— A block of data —

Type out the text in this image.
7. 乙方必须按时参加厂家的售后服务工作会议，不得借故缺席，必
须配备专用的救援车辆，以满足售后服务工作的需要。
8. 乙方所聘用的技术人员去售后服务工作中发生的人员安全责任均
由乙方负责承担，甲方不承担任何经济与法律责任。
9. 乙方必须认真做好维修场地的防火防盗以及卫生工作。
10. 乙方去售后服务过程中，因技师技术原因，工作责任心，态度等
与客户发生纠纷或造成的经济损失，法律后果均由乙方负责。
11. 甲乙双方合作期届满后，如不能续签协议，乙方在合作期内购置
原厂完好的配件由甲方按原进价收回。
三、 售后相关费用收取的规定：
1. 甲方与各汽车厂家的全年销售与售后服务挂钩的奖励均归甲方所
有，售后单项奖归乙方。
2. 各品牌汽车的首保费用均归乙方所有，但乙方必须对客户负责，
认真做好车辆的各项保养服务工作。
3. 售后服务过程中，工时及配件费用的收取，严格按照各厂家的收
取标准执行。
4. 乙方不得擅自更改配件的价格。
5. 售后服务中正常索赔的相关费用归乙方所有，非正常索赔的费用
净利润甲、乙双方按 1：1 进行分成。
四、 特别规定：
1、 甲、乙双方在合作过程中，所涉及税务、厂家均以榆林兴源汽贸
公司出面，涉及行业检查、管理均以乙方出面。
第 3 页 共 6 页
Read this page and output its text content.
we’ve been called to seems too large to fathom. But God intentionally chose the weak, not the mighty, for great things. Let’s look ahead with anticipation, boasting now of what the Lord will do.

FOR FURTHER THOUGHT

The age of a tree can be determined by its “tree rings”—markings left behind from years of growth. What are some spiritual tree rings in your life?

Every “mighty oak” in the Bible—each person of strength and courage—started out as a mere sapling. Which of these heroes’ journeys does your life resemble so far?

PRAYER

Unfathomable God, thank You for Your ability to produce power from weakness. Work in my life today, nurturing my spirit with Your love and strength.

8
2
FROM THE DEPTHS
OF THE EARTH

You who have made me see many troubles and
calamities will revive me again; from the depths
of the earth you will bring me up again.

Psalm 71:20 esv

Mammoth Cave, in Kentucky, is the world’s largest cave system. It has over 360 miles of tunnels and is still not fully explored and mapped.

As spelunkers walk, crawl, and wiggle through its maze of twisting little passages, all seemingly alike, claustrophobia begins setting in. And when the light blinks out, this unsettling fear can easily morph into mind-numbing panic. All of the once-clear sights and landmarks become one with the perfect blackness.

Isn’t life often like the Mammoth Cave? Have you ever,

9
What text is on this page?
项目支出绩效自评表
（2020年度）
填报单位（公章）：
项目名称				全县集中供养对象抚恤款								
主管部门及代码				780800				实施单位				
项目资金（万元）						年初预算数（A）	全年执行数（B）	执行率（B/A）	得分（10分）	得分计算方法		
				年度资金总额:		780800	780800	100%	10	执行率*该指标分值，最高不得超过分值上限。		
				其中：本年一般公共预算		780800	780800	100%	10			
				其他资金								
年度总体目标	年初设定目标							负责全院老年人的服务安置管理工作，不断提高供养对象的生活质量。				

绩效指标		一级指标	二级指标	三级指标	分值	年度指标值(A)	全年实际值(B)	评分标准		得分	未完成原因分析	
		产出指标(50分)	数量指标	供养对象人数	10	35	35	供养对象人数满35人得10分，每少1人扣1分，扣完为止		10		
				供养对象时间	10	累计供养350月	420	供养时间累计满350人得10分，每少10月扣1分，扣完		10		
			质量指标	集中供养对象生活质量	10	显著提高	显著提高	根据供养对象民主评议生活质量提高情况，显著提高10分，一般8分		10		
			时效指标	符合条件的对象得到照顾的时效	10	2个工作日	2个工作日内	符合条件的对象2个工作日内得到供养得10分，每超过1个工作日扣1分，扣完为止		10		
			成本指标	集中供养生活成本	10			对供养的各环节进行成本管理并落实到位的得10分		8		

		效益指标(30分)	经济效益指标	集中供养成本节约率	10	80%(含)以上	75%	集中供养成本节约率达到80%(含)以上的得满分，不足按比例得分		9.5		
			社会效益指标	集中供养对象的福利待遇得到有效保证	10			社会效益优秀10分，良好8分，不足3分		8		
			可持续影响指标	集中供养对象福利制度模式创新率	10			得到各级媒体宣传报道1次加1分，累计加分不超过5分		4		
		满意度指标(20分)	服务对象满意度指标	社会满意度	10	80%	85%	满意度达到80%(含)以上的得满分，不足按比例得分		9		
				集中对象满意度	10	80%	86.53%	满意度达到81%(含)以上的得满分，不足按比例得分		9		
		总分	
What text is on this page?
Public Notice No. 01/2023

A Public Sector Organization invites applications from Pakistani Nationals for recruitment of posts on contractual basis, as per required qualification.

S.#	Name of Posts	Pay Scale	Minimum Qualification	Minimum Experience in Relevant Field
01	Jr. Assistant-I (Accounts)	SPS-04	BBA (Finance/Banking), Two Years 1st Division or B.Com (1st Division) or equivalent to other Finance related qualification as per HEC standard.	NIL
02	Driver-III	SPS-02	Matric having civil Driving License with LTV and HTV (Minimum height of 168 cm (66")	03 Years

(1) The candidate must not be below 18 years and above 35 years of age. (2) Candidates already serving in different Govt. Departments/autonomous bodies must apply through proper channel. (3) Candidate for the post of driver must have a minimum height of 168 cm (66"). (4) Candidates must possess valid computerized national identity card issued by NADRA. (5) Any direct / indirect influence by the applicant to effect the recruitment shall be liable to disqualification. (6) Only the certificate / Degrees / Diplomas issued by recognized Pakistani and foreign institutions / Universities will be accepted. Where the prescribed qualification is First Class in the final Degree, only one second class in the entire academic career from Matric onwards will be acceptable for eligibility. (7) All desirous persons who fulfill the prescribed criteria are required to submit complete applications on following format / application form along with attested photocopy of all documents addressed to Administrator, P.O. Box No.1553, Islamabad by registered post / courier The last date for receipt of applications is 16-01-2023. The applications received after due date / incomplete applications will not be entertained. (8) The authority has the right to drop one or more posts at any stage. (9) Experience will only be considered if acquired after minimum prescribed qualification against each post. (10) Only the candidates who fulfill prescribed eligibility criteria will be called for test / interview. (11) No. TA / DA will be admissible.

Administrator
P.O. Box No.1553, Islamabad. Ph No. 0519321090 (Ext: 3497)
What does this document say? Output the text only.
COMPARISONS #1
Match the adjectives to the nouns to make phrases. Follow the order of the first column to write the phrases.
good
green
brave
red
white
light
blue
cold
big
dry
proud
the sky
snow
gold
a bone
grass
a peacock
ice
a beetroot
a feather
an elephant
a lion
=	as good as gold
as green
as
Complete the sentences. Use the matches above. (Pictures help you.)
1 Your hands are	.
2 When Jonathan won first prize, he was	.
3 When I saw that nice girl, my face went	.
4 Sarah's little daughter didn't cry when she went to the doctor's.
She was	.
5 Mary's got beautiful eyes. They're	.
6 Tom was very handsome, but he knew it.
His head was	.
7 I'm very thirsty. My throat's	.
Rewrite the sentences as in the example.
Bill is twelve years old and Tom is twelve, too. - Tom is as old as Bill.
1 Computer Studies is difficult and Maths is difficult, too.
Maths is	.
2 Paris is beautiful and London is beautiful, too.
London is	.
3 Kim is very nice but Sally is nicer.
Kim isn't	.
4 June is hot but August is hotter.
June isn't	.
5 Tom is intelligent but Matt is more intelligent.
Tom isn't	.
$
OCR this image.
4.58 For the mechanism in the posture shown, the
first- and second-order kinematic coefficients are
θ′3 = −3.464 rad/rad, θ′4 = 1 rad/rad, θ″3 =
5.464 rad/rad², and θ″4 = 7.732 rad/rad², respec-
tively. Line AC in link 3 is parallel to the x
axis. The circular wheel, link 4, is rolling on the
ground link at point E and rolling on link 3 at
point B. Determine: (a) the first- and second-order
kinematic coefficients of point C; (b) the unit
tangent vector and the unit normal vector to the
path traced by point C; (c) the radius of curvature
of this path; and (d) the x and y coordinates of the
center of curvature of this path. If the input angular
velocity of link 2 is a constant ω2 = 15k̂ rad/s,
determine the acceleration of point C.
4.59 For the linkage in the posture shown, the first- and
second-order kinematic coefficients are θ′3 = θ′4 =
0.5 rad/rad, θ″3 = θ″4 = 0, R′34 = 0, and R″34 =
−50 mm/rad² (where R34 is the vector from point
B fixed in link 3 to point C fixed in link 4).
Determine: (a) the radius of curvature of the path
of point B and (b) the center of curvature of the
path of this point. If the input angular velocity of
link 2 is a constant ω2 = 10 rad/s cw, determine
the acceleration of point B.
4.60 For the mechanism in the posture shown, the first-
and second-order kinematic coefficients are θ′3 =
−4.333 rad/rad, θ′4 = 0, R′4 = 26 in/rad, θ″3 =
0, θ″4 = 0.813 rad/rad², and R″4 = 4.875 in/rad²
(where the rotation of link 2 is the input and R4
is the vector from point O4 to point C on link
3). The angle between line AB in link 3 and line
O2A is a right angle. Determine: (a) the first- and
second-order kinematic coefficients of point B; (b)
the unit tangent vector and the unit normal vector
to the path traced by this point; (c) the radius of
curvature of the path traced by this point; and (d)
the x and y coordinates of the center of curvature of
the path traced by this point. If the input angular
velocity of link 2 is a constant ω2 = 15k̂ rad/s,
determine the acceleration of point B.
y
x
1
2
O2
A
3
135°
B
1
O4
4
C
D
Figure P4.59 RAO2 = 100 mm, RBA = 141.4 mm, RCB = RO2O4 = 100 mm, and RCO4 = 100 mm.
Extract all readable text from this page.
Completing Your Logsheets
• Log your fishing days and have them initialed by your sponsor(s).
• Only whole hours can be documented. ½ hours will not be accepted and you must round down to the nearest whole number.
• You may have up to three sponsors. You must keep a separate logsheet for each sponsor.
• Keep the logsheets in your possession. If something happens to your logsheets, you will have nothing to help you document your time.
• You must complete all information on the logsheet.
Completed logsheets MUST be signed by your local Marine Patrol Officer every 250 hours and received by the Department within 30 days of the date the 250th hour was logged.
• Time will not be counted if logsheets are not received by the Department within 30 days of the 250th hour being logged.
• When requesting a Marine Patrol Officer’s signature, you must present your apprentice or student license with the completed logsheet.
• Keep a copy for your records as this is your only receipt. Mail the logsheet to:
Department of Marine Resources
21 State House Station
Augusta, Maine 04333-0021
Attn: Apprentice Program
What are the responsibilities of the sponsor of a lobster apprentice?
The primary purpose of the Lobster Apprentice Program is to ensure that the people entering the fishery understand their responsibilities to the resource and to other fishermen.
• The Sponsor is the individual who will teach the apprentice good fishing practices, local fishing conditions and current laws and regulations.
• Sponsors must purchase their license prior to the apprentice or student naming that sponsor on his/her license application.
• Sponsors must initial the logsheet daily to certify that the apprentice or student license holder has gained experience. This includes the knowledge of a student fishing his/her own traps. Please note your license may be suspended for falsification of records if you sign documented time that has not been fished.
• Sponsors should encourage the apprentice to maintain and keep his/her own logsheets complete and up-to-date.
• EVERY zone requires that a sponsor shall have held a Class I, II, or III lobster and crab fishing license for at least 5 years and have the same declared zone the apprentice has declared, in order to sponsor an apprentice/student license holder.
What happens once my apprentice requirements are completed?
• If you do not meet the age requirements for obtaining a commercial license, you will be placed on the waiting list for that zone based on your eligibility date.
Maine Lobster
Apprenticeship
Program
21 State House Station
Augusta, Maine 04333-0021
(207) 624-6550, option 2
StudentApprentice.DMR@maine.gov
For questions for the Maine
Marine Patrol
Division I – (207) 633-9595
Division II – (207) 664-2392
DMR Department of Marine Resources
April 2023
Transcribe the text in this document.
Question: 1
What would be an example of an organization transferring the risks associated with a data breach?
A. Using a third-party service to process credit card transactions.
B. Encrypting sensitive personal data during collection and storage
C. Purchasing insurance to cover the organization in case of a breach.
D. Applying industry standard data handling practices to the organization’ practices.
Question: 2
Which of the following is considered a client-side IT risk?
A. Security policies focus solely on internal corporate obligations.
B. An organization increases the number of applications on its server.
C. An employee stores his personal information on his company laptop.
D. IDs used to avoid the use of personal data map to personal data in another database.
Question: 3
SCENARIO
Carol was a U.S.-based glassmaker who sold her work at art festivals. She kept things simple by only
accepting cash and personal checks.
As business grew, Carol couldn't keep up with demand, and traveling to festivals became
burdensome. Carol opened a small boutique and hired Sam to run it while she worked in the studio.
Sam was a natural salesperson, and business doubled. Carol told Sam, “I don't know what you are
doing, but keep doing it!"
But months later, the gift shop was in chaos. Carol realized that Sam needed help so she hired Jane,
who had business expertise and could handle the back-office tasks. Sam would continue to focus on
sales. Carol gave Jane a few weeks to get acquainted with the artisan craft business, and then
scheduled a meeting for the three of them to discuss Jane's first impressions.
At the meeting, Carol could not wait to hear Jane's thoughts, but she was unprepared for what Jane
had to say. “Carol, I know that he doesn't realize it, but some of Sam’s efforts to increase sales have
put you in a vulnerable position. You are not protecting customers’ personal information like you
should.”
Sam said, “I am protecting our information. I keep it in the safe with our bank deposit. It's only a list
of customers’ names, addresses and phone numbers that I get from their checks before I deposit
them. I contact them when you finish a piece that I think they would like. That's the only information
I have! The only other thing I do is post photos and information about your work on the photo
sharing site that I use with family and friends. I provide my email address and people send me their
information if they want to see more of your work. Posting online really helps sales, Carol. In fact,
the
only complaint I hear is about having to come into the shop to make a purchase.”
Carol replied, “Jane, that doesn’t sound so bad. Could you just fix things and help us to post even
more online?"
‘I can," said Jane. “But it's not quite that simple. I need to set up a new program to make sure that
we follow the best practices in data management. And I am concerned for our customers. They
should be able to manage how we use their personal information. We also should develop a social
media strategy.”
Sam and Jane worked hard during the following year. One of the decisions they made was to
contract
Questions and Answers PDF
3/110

— EXERCISE PROMPT —
Return only those lines of the records that contain the string "beautiful".

— THE RESULT —
5 Mary's got beautiful eyes. They're	.
2 Paris is beautiful and London is beautiful, too.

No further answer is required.